Work instructions :: Go through the listing and return every line with "enabled" in it.

Stored dataset items:
________________________________________
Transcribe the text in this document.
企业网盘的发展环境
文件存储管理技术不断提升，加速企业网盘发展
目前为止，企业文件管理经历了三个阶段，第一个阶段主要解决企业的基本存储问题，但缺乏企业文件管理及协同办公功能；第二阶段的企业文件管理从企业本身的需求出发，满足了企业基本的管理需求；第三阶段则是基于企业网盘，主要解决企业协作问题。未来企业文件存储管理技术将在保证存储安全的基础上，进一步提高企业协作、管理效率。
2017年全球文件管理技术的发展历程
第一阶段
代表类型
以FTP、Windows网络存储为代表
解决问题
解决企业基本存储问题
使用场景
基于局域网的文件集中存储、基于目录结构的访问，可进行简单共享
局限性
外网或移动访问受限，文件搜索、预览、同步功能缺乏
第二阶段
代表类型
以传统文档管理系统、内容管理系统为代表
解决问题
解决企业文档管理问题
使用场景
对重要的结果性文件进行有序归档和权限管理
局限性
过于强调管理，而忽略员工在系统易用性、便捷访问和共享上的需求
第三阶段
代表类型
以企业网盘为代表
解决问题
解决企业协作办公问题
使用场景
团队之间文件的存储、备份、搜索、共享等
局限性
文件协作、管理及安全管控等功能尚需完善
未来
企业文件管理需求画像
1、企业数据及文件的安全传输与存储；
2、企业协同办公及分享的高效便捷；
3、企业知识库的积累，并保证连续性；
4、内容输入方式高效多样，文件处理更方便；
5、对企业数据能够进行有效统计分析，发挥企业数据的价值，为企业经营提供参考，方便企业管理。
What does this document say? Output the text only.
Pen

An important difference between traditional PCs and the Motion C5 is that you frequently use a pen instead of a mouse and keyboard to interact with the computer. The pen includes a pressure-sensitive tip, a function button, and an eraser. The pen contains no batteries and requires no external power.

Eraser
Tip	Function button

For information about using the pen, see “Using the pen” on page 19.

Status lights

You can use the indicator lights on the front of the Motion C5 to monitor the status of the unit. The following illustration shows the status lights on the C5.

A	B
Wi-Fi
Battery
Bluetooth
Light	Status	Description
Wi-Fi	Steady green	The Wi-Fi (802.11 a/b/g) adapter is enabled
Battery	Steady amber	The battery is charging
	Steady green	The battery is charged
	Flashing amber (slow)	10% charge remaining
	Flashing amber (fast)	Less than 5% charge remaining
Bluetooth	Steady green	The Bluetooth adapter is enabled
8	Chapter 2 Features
________________________________________
Full answer ::
Wi-Fi	Steady green	The Wi-Fi (802.11 a/b/g) adapter is enabled
Bluetooth	Steady green	The Bluetooth adapter is enabled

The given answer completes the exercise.